CHALLENGE.
Every record should be copied exactly, except that pictures are to be omitted.

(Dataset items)
****

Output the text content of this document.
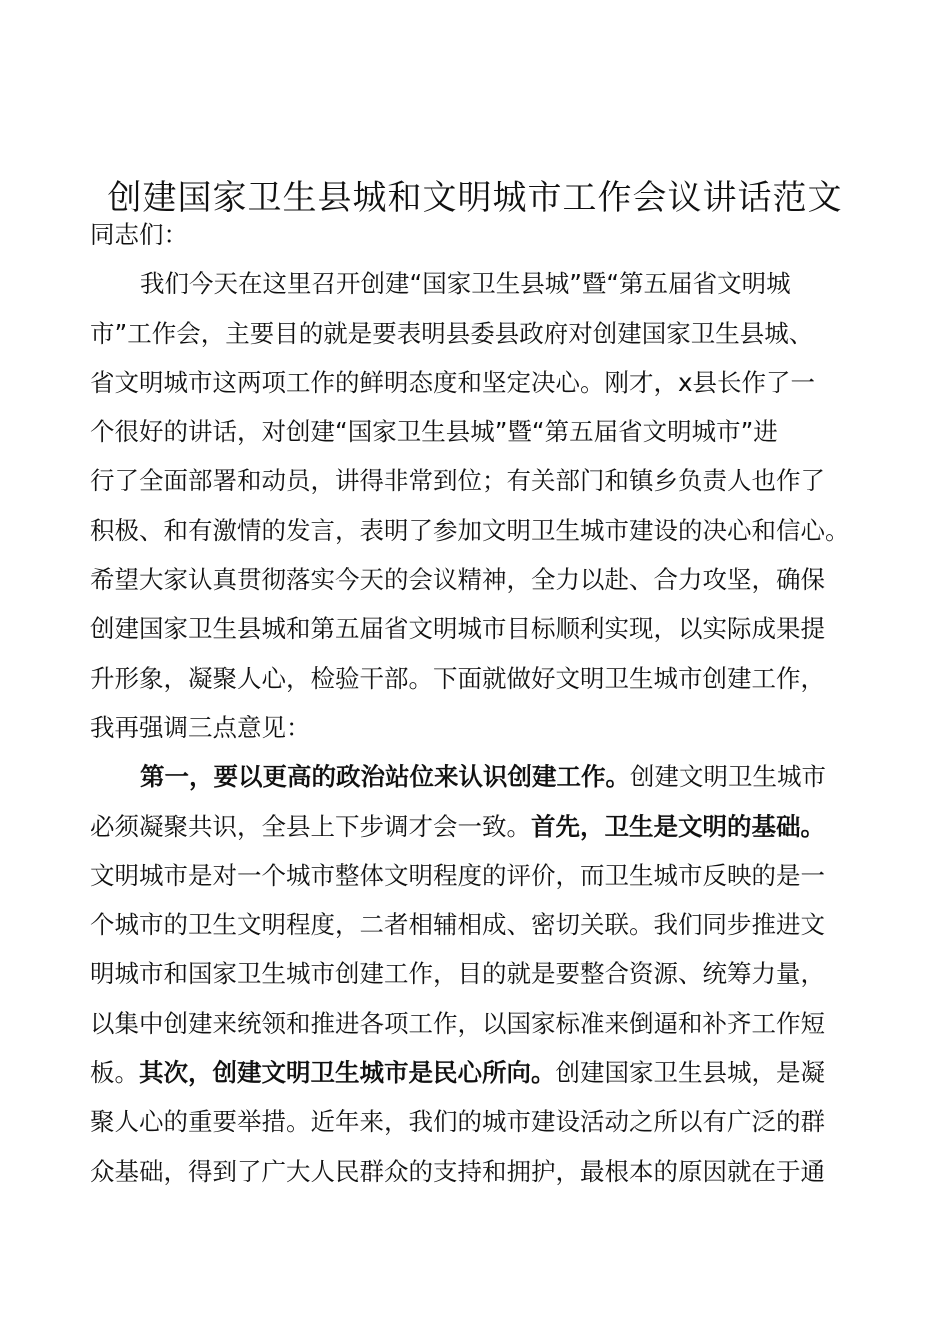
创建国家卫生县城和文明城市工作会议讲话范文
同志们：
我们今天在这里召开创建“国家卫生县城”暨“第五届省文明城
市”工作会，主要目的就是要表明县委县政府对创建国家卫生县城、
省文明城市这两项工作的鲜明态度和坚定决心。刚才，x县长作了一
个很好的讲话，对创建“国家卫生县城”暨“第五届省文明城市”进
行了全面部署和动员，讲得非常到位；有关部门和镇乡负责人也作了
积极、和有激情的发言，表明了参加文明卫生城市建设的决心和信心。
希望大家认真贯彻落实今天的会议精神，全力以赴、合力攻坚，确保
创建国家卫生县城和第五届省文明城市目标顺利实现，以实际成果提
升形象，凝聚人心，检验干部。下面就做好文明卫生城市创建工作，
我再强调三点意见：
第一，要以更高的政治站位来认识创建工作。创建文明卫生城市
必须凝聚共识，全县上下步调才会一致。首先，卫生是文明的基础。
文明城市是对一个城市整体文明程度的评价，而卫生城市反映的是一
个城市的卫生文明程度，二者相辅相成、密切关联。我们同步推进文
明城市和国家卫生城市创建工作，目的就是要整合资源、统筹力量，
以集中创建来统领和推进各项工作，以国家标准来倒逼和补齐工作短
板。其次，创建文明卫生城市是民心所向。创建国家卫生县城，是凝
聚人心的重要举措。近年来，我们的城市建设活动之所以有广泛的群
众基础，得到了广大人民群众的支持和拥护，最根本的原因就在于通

****

TASK OUTPUT.
Output the text content of this document.
创建国家卫生县城和文明城市工作会议讲话范文
同志们：
我们今天在这里召开创建“国家卫生县城”暨“第五届省文明城
市”工作会，主要目的就是要表明县委县政府对创建国家卫生县城、
省文明城市这两项工作的鲜明态度和坚定决心。刚才，x县长作了一
个很好的讲话，对创建“国家卫生县城”暨“第五届省文明城市”进
行了全面部署和动员，讲得非常到位；有关部门和镇乡负责人也作了
积极、和有激情的发言，表明了参加文明卫生城市建设的决心和信心。
希望大家认真贯彻落实今天的会议精神，全力以赴、合力攻坚，确保
创建国家卫生县城和第五届省文明城市目标顺利实现，以实际成果提
升形象，凝聚人心，检验干部。下面就做好文明卫生城市创建工作，
我再强调三点意见：
第一，要以更高的政治站位来认识创建工作。创建文明卫生城市
必须凝聚共识，全县上下步调才会一致。首先，卫生是文明的基础。
文明城市是对一个城市整体文明程度的评价，而卫生城市反映的是一
个城市的卫生文明程度，二者相辅相成、密切关联。我们同步推进文
明城市和国家卫生城市创建工作，目的就是要整合资源、统筹力量，
以集中创建来统领和推进各项工作，以国家标准来倒逼和补齐工作短
板。其次，创建文明卫生城市是民心所向。创建国家卫生县城，是凝
聚人心的重要举措。近年来，我们的城市建设活动之所以有广泛的群
众基础，得到了广大人民群众的支持和拥护，最根本的原因就在于通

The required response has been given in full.